**What you need to do**: Find the word "this" in the listing; pull out each line holding it.

_ _ _ _ _

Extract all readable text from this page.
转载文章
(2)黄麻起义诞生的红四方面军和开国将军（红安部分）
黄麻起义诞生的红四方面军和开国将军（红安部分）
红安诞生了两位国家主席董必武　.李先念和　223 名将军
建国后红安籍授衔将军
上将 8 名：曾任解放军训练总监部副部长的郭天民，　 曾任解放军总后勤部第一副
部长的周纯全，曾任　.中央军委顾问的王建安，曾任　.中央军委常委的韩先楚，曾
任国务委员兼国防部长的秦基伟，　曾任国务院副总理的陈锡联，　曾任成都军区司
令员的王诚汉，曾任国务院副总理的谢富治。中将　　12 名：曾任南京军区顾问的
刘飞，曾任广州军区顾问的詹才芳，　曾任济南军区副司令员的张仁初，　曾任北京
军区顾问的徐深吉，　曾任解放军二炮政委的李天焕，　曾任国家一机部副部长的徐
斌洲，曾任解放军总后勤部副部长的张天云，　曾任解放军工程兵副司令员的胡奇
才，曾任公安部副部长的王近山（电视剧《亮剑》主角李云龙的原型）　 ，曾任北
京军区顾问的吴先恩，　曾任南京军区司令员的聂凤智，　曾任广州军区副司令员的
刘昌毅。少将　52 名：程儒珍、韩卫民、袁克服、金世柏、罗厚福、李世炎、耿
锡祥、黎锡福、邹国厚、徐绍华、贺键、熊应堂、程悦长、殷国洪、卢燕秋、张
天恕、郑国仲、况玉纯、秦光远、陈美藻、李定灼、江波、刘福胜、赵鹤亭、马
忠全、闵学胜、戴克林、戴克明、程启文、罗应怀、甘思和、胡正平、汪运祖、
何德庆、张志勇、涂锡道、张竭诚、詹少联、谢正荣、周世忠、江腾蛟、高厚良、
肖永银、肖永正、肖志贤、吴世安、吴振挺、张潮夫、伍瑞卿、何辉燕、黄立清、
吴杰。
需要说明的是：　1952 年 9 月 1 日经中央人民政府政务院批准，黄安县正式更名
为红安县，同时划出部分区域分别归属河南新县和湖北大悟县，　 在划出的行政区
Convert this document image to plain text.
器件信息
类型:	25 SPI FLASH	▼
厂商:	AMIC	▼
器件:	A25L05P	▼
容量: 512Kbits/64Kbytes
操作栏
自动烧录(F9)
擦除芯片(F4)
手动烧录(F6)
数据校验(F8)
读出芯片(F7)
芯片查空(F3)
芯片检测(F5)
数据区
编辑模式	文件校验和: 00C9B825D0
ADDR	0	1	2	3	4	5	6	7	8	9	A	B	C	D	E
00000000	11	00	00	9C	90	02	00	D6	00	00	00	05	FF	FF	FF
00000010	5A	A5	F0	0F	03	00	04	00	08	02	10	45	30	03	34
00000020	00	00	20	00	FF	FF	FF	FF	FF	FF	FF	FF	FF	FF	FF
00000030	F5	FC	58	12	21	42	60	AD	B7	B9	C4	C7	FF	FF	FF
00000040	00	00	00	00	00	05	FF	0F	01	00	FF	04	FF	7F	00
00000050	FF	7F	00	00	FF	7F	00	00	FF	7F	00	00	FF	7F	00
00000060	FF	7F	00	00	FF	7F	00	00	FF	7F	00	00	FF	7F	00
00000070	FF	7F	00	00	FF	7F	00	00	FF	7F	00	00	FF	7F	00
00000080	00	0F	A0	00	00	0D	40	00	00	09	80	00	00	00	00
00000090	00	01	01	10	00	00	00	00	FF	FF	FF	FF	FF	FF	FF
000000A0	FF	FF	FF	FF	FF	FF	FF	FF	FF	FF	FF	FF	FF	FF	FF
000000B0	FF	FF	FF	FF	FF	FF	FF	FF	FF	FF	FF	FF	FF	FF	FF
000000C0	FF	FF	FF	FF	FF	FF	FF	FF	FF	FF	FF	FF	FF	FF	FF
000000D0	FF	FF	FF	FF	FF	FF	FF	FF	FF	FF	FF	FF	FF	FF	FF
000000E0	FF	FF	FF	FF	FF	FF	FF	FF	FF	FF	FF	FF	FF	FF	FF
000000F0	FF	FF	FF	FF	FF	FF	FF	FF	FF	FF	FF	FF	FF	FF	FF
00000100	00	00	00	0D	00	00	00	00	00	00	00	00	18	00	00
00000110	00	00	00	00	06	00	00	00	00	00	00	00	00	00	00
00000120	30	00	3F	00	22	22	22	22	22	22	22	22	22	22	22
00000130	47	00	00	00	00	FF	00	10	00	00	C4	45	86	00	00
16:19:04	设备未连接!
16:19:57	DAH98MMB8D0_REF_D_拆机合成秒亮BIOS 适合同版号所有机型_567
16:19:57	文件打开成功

_ _ _ _ _

**Finished answer**:
Extract all readable text from this page.
Convert this document image to plain text.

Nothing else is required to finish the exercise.